→ **Work instructions**: Print every entry word for word, but omit the pictures.

→ **Records for this exercise**:
## start

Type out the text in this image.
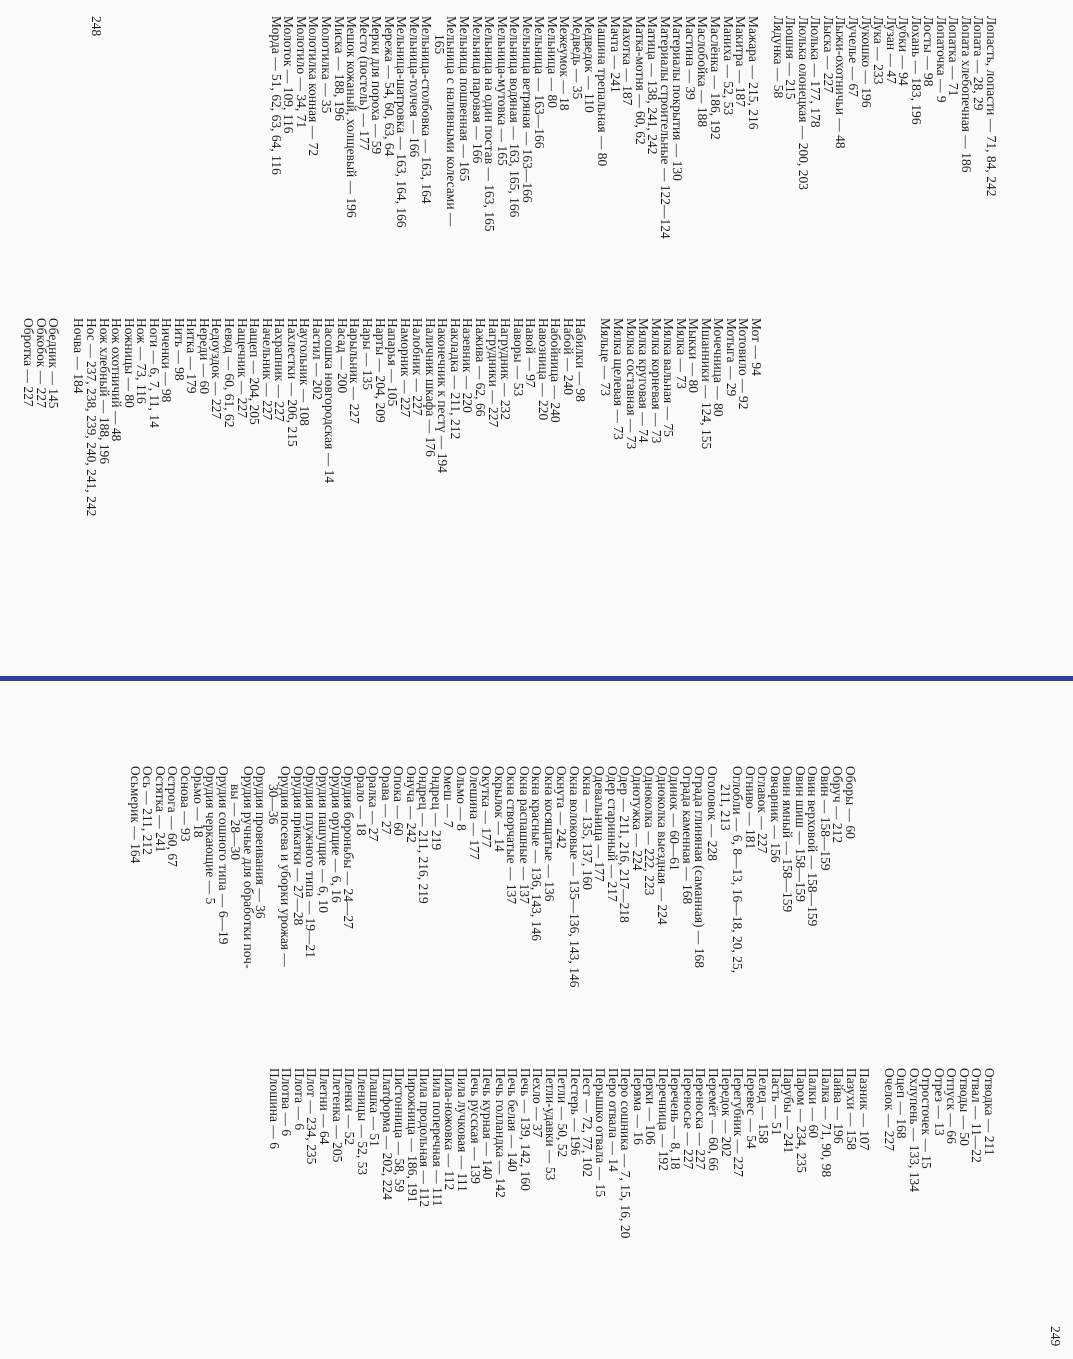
Лопасть, лопасти — 71, 84, 242
Лопата — 28, 29
Лопата хлебопечная — 186
Лопатка — 71
Лопаточка — 9
Лосты — 98
Лохань — 183, 196
Лубки — 94
Лузан — 47
Лука — 233
Лукошко — 196
Лучелье — 67
Лыжи-охотничьи — 48
Лыска — 227
Люлька — 177, 178
Люлька олонецкая — 200, 203
Люшня — 215
Лядунка — 58
Мажара — 215, 216
Макитра — 187
Манихa — 52, 53
Маслёнка — 186, 192
Маслобойка — 188
Мастина — 39
Материалы покрытия — 130
Материалы строительные — 122—124
Матица — 138, 241, 242
Матка-мотня — 60, 62
Махотка — 187
Мачта — 241
Машина трепальная — 80
Медведок — 110
Медведь — 35
Межеумок — 18
Мельница — 80
Мельница — 163—166
Мельница ветряная — 163—166
Мельница водяная — 163, 165, 166
Мельница-мутовка — 165
Мельница на один постав — 163, 165
Мельница паровая — 166
Мельница пошвенная — 165
Мельница с наливными колесами —
165
Мельница-столбовка — 163, 164
Мельница-толчея — 166
Мельница-шатровка — 163, 164, 166
Мережа — 54, 60, 63, 64
Мерки для пороха — 59
Место (постель) — 177
Мешок кожаный, холщевый — 196
Миска — 188, 196
Молотилка — 35
Молотилка конная — 72
Молотило — 34, 71
Молоток — 109, 116
Морда — 51, 62, 63, 64, 116
Мот — 94
Мотовило — 92
Мотыга — 29
Мочечница — 80
Мшанники — 124, 155
Мыкки — 80
Мялка — 73
Мялка вальная — 75
Мялка корневая — 73
Мялка круговая — 74
Мялка составная — 73
Мялка щелевая — 73
Мяльце — 73
Набилки — 98
Набой — 240
Набойница — 240
Навозница — 220
Навой — 97
Наворы — 53
Нагрудник — 232
Нагрудники — 227
Нажива — 62, 66
Назевник — 220
Накладка — 211, 212
Наконечник к пестү — 194
Наличник шкафа — 176
Налобник — 227
Наморник — 227
Напарья — 105
Нарты — 204, 209
Нары — 135
Нарыльник — 227
Насад — 200
Насошка новгородская — 14
Настил — 202
Наугольник — 108
Нахлестки — 206, 215
Нахрапник — 227
Начельник — 227
Нащеп — 204, 205
Нащечник — 227
Невод — 60, 61, 62
Недоуздок — 227
Нереди — 60
Нитка — 179
Нить — 98
Ниченки — 98
Ноги — 6, 7, 11, 14
Нож — 73, 116
Ножницы — 80
Нож охотничий — 48
Нож хлебный — 188, 196
Нос — 237, 238, 239, 240, 241, 242
Ночва — 184
Обедник — 145
Обкобок — 227
Обротка — 227
248
Оборы — 60
Обруч — 212
Овин — 158—159
Овин верховой — 158—159
Овин шиш — 158—159
Овин ямный — 158—159
Овчарник — 156
Оглавок — 227
Огниво — 181
Оглобли — 6, 8—13, 16—18, 20, 25,
211, 213
Оголовок — 228
Ограда глиняная (саманная) — 168
Ограда каменная — 168
Одинок — 60—61
Одноколка выездная — 224
Одноколка — 222, 223
Однотужка — 224
Одер — 211, 216, 217—218
Одер старинный — 217
Одевальница — 177
Окна — 135, 137, 160
Окна волоковые — 135—136, 143, 146
Окнута — 242
Окна косящатые — 136
Окна красные — 136, 143, 146
Окна распашные — 137
Окна створчатые — 137
Окрылок — 14
Окутка — 177
Олешина — 177
Ольмо — 8
Омеш — 7
Ондрец — 219
Ондрец — 211, 216, 219
Онуча — 242
Опока — 60
Орава — 27
Оралка — 27
Орало — 18
Орудия бороньбы — 24—27
Орудия орущие — 6, 16
Орудия пашущие — 6, 10
Орудия плужного типа — 19—21
Орудия прикатки — 27—28
Орудия посева и уборки урожая —
30—36
Орудия провеивания — 36
Орудия ручные для обработки поч-
вы — 28—30
Орудия сошного типа — 6—19
Орудия черкающие — 5
Орьмо — 18
Основа — 93
Острога — 60, 67
Остятка — 241
Ось — 211, 212
Осьмерик — 164
Отводка — 211
Отвал — 11—22
Отводы — 50
Отпуск — 66
Отрез — 13
Отросточек — 15
Охлупень — 133, 134
Оцеп — 168
Очелок — 227
Пазник — 107
Пазухи — 158
Пайва — 196
Палка — 71, 90, 98
Палки — 60
Паром — 234, 235
Парубы — 241
Пасть — 51
Пелед — 158
Перевес — 54
Перегубник — 227
Передок — 202
Перемёт — 60, 66
Переноска — 227
Переносье — 227
Перечень — 8, 18
Перечница — 192
Перки — 106
Перяма — 16
Перо сошника — 7, 15, 16, 20
Перо отвала — 14
Перышко отвала — 15
Пест — 72, 77, 102
Пестерь — 196
Петли — 50, 52
Петли-удавки — 53
Пехло — 37
Печь — 139, 142, 160
Печь белая — 140
Печь голландка — 142
Печь курная — 140
Печь русская — 139
Пила лучковая — 111
Пила-ножовка — 112
Пила поперечная — 111
Пила продольная — 112
Пирожница — 186, 191
Пистонница — 58, 59
Платформа — 202, 224
Плашка — 51
Пленицы — 52, 53
Пленки — 52
Плетенка — 205
Плетни — 64
Плот — 234, 235
Плота — 6
Плотва — 6
Плошина — 6
249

## end

→ **Task response**:
Type out the text in this image.
Лопасть, лопасти — 71, 84, 242
Лопата — 28, 29
Лопата хлебопечная — 186
Лопатка — 71
Лопаточка — 9
Лосты — 98
Лохань — 183, 196
Лубки — 94
Лузан — 47
Лука — 233
Лукошко — 196
Лучелье — 67
Лыжи-охотничьи — 48
Лыска — 227
Люлька — 177, 178
Люлька олонецкая — 200, 203
Люшня — 215
Лядунка — 58
Мажара — 215, 216
Макитра — 187
Манихa — 52, 53
Маслёнка — 186, 192
Маслобойка — 188
Мастина — 39
Материалы покрытия — 130
Материалы строительные — 122—124
Матица — 138, 241, 242
Матка-мотня — 60, 62
Махотка — 187
Мачта — 241
Машина трепальная — 80
Медведок — 110
Медведь — 35
Межеумок — 18
Мельница — 80
Мельница — 163—166
Мельница ветряная — 163—166
Мельница водяная — 163, 165, 166
Мельница-мутовка — 165
Мельница на один постав — 163, 165
Мельница паровая — 166
Мельница пошвенная — 165
Мельница с наливными колесами —
165
Мельница-столбовка — 163, 164
Мельница-толчея — 166
Мельница-шатровка — 163, 164, 166
Мережа — 54, 60, 63, 64
Мерки для пороха — 59
Место (постель) — 177
Мешок кожаный, холщевый — 196
Миска — 188, 196
Молотилка — 35
Молотилка конная — 72
Молотило — 34, 71
Молоток — 109, 116
Морда — 51, 62, 63, 64, 116
Мот — 94
Мотовило — 92
Мотыга — 29
Мочечница — 80
Мшанники — 124, 155
Мыкки — 80
Мялка — 73
Мялка вальная — 75
Мялка корневая — 73
Мялка круговая — 74
Мялка составная — 73
Мялка щелевая — 73
Мяльце — 73
Набилки — 98
Набой — 240
Набойница — 240
Навозница — 220
Навой — 97
Наворы — 53
Нагрудник — 232
Нагрудники — 227
Нажива — 62, 66
Назевник — 220
Накладка — 211, 212
Наконечник к пестү — 194
Наличник шкафа — 176
Налобник — 227
Наморник — 227
Напарья — 105
Нарты — 204, 209
Нары — 135
Нарыльник — 227
Насад — 200
Насошка новгородская — 14
Настил — 202
Наугольник — 108
Нахлестки — 206, 215
Нахрапник — 227
Начельник — 227
Нащеп — 204, 205
Нащечник — 227
Невод — 60, 61, 62
Недоуздок — 227
Нереди — 60
Нитка — 179
Нить — 98
Ниченки — 98
Ноги — 6, 7, 11, 14
Нож — 73, 116
Ножницы — 80
Нож охотничий — 48
Нож хлебный — 188, 196
Нос — 237, 238, 239, 240, 241, 242
Ночва — 184
Обедник — 145
Обкобок — 227
Обротка — 227
248
Оборы — 60
Обруч — 212
Овин — 158—159
Овин верховой — 158—159
Овин шиш — 158—159
Овин ямный — 158—159
Овчарник — 156
Оглавок — 227
Огниво — 181
Оглобли — 6, 8—13, 16—18, 20, 25,
211, 213
Оголовок — 228
Ограда глиняная (саманная) — 168
Ограда каменная — 168
Одинок — 60—61
Одноколка выездная — 224
Одноколка — 222, 223
Однотужка — 224
Одер — 211, 216, 217—218
Одер старинный — 217
Одевальница — 177
Окна — 135, 137, 160
Окна волоковые — 135—136, 143, 146
Окнута — 242
Окна косящатые — 136
Окна красные — 136, 143, 146
Окна распашные — 137
Окна створчатые — 137
Окрылок — 14
Окутка — 177
Олешина — 177
Ольмо — 8
Омеш — 7
Ондрец — 219
Ондрец — 211, 216, 219
Онуча — 242
Опока — 60
Орава — 27
Оралка — 27
Орало — 18
Орудия бороньбы — 24—27
Орудия орущие — 6, 16
Орудия пашущие — 6, 10
Орудия плужного типа — 19—21
Орудия прикатки — 27—28
Орудия посева и уборки урожая —
30—36
Орудия провеивания — 36
Орудия ручные для обработки поч-
вы — 28—30
Орудия сошного типа — 6—19
Орудия черкающие — 5
Орьмо — 18
Основа — 93
Острога — 60, 67
Остятка — 241
Ось — 211, 212
Осьмерик — 164
Отводка — 211
Отвал — 11—22
Отводы — 50
Отпуск — 66
Отрез — 13
Отросточек — 15
Охлупень — 133, 134
Оцеп — 168
Очелок — 227
Пазник — 107
Пазухи — 158
Пайва — 196
Палка — 71, 90, 98
Палки — 60
Паром — 234, 235
Парубы — 241
Пасть — 51
Пелед — 158
Перевес — 54
Перегубник — 227
Передок — 202
Перемёт — 60, 66
Переноска — 227
Переносье — 227
Перечень — 8, 18
Перечница — 192
Перки — 106
Перяма — 16
Перо сошника — 7, 15, 16, 20
Перо отвала — 14
Перышко отвала — 15
Пест — 72, 77, 102
Пестерь — 196
Петли — 50, 52
Петли-удавки — 53
Пехло — 37
Печь — 139, 142, 160
Печь белая — 140
Печь голландка — 142
Печь курная — 140
Печь русская — 139
Пила лучковая — 111
Пила-ножовка — 112
Пила поперечная — 111
Пила продольная — 112
Пирожница — 186, 191
Пистонница — 58, 59
Платформа — 202, 224
Плашка — 51
Пленицы — 52, 53
Пленки — 52
Плетенка — 205
Плетни — 64
Плот — 234, 235
Плота — 6
Плотва — 6
Плошина — 6
249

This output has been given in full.